*What the task asks*:
Reproduce all entries verbatim, with nothing added or dropped.

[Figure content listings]
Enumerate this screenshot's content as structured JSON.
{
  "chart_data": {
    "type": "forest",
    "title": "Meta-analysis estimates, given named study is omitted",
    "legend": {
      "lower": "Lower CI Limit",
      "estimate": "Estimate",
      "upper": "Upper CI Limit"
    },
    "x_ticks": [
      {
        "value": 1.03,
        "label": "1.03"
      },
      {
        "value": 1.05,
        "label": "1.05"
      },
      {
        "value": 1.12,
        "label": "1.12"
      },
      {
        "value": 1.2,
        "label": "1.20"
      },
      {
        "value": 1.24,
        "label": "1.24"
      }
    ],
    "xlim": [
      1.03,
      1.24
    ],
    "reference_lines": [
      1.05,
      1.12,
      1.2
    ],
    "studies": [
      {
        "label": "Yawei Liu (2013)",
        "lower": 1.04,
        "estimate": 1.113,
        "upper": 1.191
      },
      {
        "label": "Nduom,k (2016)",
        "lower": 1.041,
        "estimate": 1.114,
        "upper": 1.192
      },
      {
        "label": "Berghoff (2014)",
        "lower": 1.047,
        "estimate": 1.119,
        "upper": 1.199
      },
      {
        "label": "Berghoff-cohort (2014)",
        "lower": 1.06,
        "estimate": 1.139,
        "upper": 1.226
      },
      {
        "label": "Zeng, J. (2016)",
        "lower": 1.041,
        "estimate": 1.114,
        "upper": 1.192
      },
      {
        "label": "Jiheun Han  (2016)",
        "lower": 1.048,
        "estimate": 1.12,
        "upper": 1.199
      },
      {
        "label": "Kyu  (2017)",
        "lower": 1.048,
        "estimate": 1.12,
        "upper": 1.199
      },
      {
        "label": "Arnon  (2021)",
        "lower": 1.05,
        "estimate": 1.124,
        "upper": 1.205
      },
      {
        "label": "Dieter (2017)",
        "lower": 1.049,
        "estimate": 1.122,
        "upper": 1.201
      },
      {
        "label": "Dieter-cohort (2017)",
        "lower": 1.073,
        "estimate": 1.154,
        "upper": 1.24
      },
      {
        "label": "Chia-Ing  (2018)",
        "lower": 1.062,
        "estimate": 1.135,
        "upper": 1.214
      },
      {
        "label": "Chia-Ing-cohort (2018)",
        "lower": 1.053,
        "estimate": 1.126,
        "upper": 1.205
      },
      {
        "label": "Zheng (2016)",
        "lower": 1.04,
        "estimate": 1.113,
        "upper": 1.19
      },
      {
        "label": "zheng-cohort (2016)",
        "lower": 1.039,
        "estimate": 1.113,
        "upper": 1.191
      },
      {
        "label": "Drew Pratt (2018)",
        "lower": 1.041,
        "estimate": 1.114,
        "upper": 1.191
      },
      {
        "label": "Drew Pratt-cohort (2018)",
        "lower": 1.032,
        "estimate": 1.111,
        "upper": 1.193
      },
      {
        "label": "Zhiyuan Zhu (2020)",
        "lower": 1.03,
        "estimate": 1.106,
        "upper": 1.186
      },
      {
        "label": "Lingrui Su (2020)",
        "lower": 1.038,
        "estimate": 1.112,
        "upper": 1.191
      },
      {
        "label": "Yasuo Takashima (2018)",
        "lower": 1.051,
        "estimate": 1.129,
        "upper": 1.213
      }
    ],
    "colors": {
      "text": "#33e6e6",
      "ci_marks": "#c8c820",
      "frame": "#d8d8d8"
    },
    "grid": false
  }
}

*Expected answer*:
Enumerate this screenshot's content as structured JSON.
{
  "chart_data": {
    "type": "forest",
    "title": "Meta-analysis estimates, given named study is omitted",
    "legend": {
      "lower": "Lower CI Limit",
      "estimate": "Estimate",
      "upper": "Upper CI Limit"
    },
    "x_ticks": [
      {
        "value": 1.03,
        "label": "1.03"
      },
      {
        "value": 1.05,
        "label": "1.05"
      },
      {
        "value": 1.12,
        "label": "1.12"
      },
      {
        "value": 1.2,
        "label": "1.20"
      },
      {
        "value": 1.24,
        "label": "1.24"
      }
    ],
    "xlim": [
      1.03,
      1.24
    ],
    "reference_lines": [
      1.05,
      1.12,
      1.2
    ],
    "studies": [
      {
        "label": "Yawei Liu (2013)",
        "lower": 1.04,
        "estimate": 1.113,
        "upper": 1.191
      },
      {
        "label": "Nduom,k (2016)",
        "lower": 1.041,
        "estimate": 1.114,
        "upper": 1.192
      },
      {
        "label": "Berghoff (2014)",
        "lower": 1.047,
        "estimate": 1.119,
        "upper": 1.199
      },
      {
        "label": "Berghoff-cohort (2014)",
        "lower": 1.06,
        "estimate": 1.139,
        "upper": 1.226
      },
      {
        "label": "Zeng, J. (2016)",
        "lower": 1.041,
        "estimate": 1.114,
        "upper": 1.192
      },
      {
        "label": "Jiheun Han  (2016)",
        "lower": 1.048,
        "estimate": 1.12,
        "upper": 1.199
      },
      {
        "label": "Kyu  (2017)",
        "lower": 1.048,
        "estimate": 1.12,
        "upper": 1.199
      },
      {
        "label": "Arnon  (2021)",
        "lower": 1.05,
        "estimate": 1.124,
        "upper": 1.205
      },
      {
        "label": "Dieter (2017)",
        "lower": 1.049,
        "estimate": 1.122,
        "upper": 1.201
      },
      {
        "label": "Dieter-cohort (2017)",
        "lower": 1.073,
        "estimate": 1.154,
        "upper": 1.24
      },
      {
        "label": "Chia-Ing  (2018)",
        "lower": 1.062,
        "estimate": 1.135,
        "upper": 1.214
      },
      {
        "label": "Chia-Ing-cohort (2018)",
        "lower": 1.053,
        "estimate": 1.126,
        "upper": 1.205
      },
      {
        "label": "Zheng (2016)",
        "lower": 1.04,
        "estimate": 1.113,
        "upper": 1.19
      },
      {
        "label": "zheng-cohort (2016)",
        "lower": 1.039,
        "estimate": 1.113,
        "upper": 1.191
      },
      {
        "label": "Drew Pratt (2018)",
        "lower": 1.041,
        "estimate": 1.114,
        "upper": 1.191
      },
      {
        "label": "Drew Pratt-cohort (2018)",
        "lower": 1.032,
        "estimate": 1.111,
        "upper": 1.193
      },
      {
        "label": "Zhiyuan Zhu (2020)",
        "lower": 1.03,
        "estimate": 1.106,
        "upper": 1.186
      },
      {
        "label": "Lingrui Su (2020)",
        "lower": 1.038,
        "estimate": 1.112,
        "upper": 1.191
      },
      {
        "label": "Yasuo Takashima (2018)",
        "lower": 1.051,
        "estimate": 1.129,
        "upper": 1.213
      }
    ],
    "colors": {
      "text": "#33e6e6",
      "ci_marks": "#c8c820",
      "frame": "#d8d8d8"
    },
    "grid": false
  }
}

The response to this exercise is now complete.